--- RECORDED INFORMATION ---

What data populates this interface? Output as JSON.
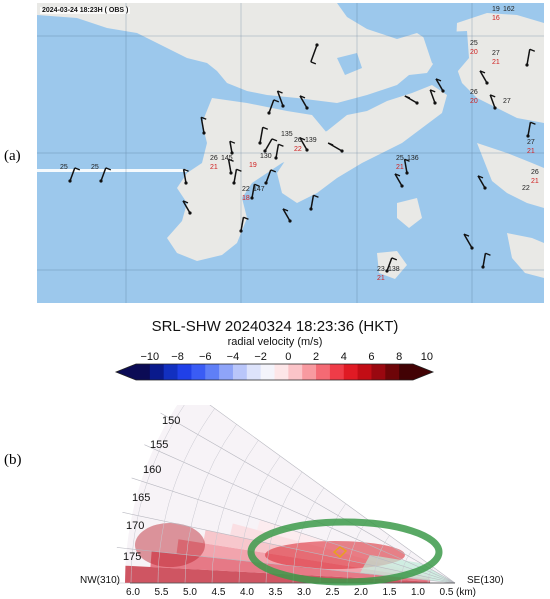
{
  "panel_labels": {
    "a": "(a)",
    "b": "(b)"
  },
  "map": {
    "timestamp": "2024-03-24 18:23H ( OBS )",
    "stations": [
      {
        "id": "s1",
        "t": "19",
        "u": "162",
        "h": "16"
      },
      {
        "id": "s2",
        "t": "25",
        "u": "",
        "h": "20"
      },
      {
        "id": "s3",
        "t": "27",
        "u": "",
        "h": "21"
      },
      {
        "id": "s4",
        "t": "26",
        "u": "",
        "h": "20"
      },
      {
        "id": "s5",
        "t": "27",
        "u": "",
        "h": ""
      },
      {
        "id": "s6",
        "t": "27",
        "u": "",
        "h": "21"
      },
      {
        "id": "s7",
        "t": "26",
        "u": "",
        "h": "21"
      },
      {
        "id": "s8",
        "t": "22",
        "u": "",
        "h": ""
      },
      {
        "id": "s9",
        "t": "25",
        "u": "",
        "h": ""
      },
      {
        "id": "s10",
        "t": "25",
        "u": "",
        "h": ""
      },
      {
        "id": "s11",
        "t": "26",
        "u": "145",
        "h": "21"
      },
      {
        "id": "s12",
        "t": "",
        "u": "135",
        "h": ""
      },
      {
        "id": "s13",
        "t": "26",
        "u": "139",
        "h": "22"
      },
      {
        "id": "s14",
        "t": "",
        "u": "130",
        "h": "19"
      },
      {
        "id": "s15",
        "t": "22",
        "u": "147",
        "h": "18"
      },
      {
        "id": "s16",
        "t": "25",
        "u": "136",
        "h": "21"
      },
      {
        "id": "s17",
        "t": "23",
        "u": "138",
        "h": "21"
      }
    ]
  },
  "colorbar": {
    "title": "SRL-SHW 20240324 18:23:36 (HKT)",
    "label": "radial velocity (m/s)",
    "ticks": [
      "−10",
      "−8",
      "−6",
      "−4",
      "−2",
      "0",
      "2",
      "4",
      "6",
      "8",
      "10"
    ],
    "colors": [
      "#0b0b55",
      "#0a1a8c",
      "#1230c0",
      "#2040e8",
      "#3a5cf5",
      "#5f7ff7",
      "#8ea4f8",
      "#b9c6fa",
      "#dde3fb",
      "#f4f4fb",
      "#fde6e8",
      "#fbc4c8",
      "#f89aa0",
      "#f46a74",
      "#ef3c48",
      "#e01a24",
      "#c20d15",
      "#9a0810",
      "#6e0508",
      "#420204"
    ]
  },
  "radar": {
    "azimuth_labels": [
      "150",
      "155",
      "160",
      "165",
      "170",
      "175"
    ],
    "range_labels": [
      "6.0",
      "5.5",
      "5.0",
      "4.5",
      "4.0",
      "3.5",
      "3.0",
      "2.5",
      "2.0",
      "1.5",
      "1.0",
      "0.5"
    ],
    "left_label": "NW(310)",
    "right_label": "SE(130)",
    "unit": "(km)"
  }
}
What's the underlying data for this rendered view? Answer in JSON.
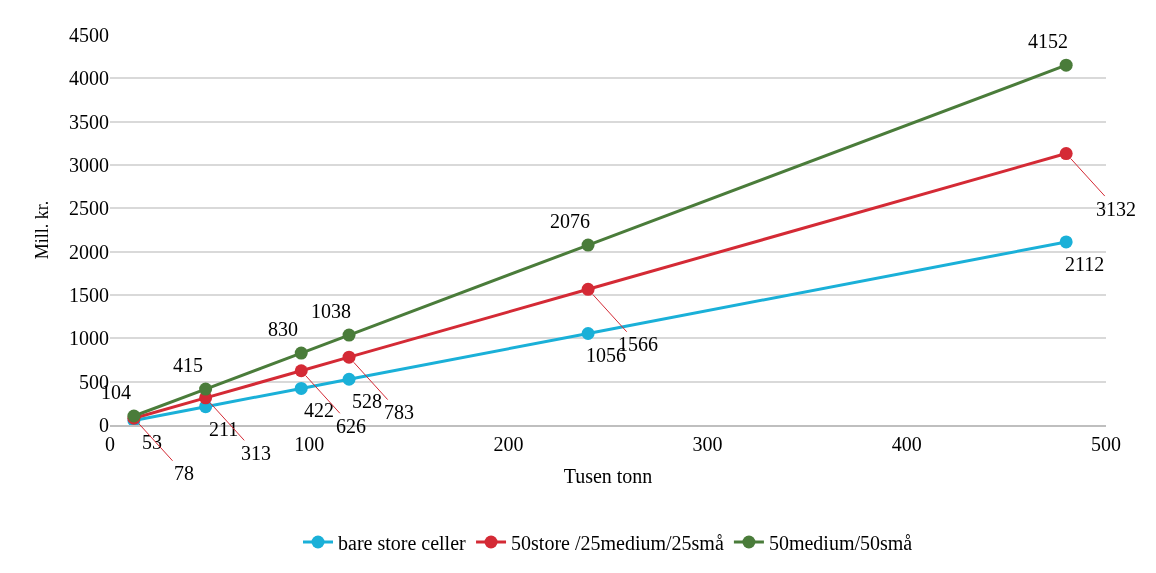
{
  "chart_data": {
    "type": "line",
    "xlabel": "Tusen tonn",
    "ylabel": "Mill. kr.",
    "x": [
      12,
      48,
      96,
      120,
      240,
      480
    ],
    "series": [
      {
        "name": "bare store celler",
        "color": "#1ab0d8",
        "values": [
          53,
          211,
          422,
          528,
          1056,
          2112
        ]
      },
      {
        "name": "50store /25medium/25små",
        "color": "#d42a35",
        "values": [
          78,
          313,
          626,
          783,
          1566,
          3132
        ]
      },
      {
        "name": "50medium/50små",
        "color": "#4a7c3a",
        "values": [
          104,
          415,
          830,
          1038,
          2076,
          4152
        ]
      }
    ],
    "xlim": [
      0,
      500
    ],
    "xticks": [
      0,
      100,
      200,
      300,
      400,
      500
    ],
    "ylim": [
      0,
      4500
    ],
    "yticks": [
      0,
      500,
      1000,
      1500,
      2000,
      2500,
      3000,
      3500,
      4000,
      4500
    ],
    "grid": "y",
    "legend": "bottom",
    "marker": "circle",
    "line_style": "solid",
    "data_labels": true
  }
}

--- EXERCISE GOAL ---
Write the full listing out again with every line unchanged, but include no pictures.

--- RESPONSE TO THE EXERCISE ---
What data populates this interface? Output as JSON.
{
  "panel_labels": {
    "a": "(a)",
    "b": "(b)"
  },
  "map": {
    "timestamp": "2024-03-24 18:23H ( OBS )",
    "stations": [
      {
        "id": "s1",
        "t": "19",
        "u": "162",
        "h": "16"
      },
      {
        "id": "s2",
        "t": "25",
        "u": "",
        "h": "20"
      },
      {
        "id": "s3",
        "t": "27",
        "u": "",
        "h": "21"
      },
      {
        "id": "s4",
        "t": "26",
        "u": "",
        "h": "20"
      },
      {
        "id": "s5",
        "t": "27",
        "u": "",
        "h": ""
      },
      {
        "id": "s6",
        "t": "27",
        "u": "",
        "h": "21"
      },
      {
        "id": "s7",
        "t": "26",
        "u": "",
        "h": "21"
      },
      {
        "id": "s8",
        "t": "22",
        "u": "",
        "h": ""
      },
      {
        "id": "s9",
        "t": "25",
        "u": "",
        "h": ""
      },
      {
        "id": "s10",
        "t": "25",
        "u": "",
        "h": ""
      },
      {
        "id": "s11",
        "t": "26",
        "u": "145",
        "h": "21"
      },
      {
        "id": "s12",
        "t": "",
        "u": "135",
        "h": ""
      },
      {
        "id": "s13",
        "t": "26",
        "u": "139",
        "h": "22"
      },
      {
        "id": "s14",
        "t": "",
        "u": "130",
        "h": "19"
      },
      {
        "id": "s15",
        "t": "22",
        "u": "147",
        "h": "18"
      },
      {
        "id": "s16",
        "t": "25",
        "u": "136",
        "h": "21"
      },
      {
        "id": "s17",
        "t": "23",
        "u": "138",
        "h": "21"
      }
    ]
  },
  "colorbar": {
    "title": "SRL-SHW 20240324 18:23:36 (HKT)",
    "label": "radial velocity (m/s)",
    "ticks": [
      "−10",
      "−8",
      "−6",
      "−4",
      "−2",
      "0",
      "2",
      "4",
      "6",
      "8",
      "10"
    ],
    "colors": [
      "#0b0b55",
      "#0a1a8c",
      "#1230c0",
      "#2040e8",
      "#3a5cf5",
      "#5f7ff7",
      "#8ea4f8",
      "#b9c6fa",
      "#dde3fb",
      "#f4f4fb",
      "#fde6e8",
      "#fbc4c8",
      "#f89aa0",
      "#f46a74",
      "#ef3c48",
      "#e01a24",
      "#c20d15",
      "#9a0810",
      "#6e0508",
      "#420204"
    ]
  },
  "radar": {
    "azimuth_labels": [
      "150",
      "155",
      "160",
      "165",
      "170",
      "175"
    ],
    "range_labels": [
      "6.0",
      "5.5",
      "5.0",
      "4.5",
      "4.0",
      "3.5",
      "3.0",
      "2.5",
      "2.0",
      "1.5",
      "1.0",
      "0.5"
    ],
    "left_label": "NW(310)",
    "right_label": "SE(130)",
    "unit": "(km)"
  }
}
What's the underlying data for this rendered view? Answer in JSON.
{
  "chart_data": {
    "type": "line",
    "xlabel": "Tusen tonn",
    "ylabel": "Mill. kr.",
    "x": [
      12,
      48,
      96,
      120,
      240,
      480
    ],
    "series": [
      {
        "name": "bare store celler",
        "color": "#1ab0d8",
        "values": [
          53,
          211,
          422,
          528,
          1056,
          2112
        ]
      },
      {
        "name": "50store /25medium/25små",
        "color": "#d42a35",
        "values": [
          78,
          313,
          626,
          783,
          1566,
          3132
        ]
      },
      {
        "name": "50medium/50små",
        "color": "#4a7c3a",
        "values": [
          104,
          415,
          830,
          1038,
          2076,
          4152
        ]
      }
    ],
    "xlim": [
      0,
      500
    ],
    "xticks": [
      0,
      100,
      200,
      300,
      400,
      500
    ],
    "ylim": [
      0,
      4500
    ],
    "yticks": [
      0,
      500,
      1000,
      1500,
      2000,
      2500,
      3000,
      3500,
      4000,
      4500
    ],
    "grid": "y",
    "legend": "bottom",
    "marker": "circle",
    "line_style": "solid",
    "data_labels": true
  }
}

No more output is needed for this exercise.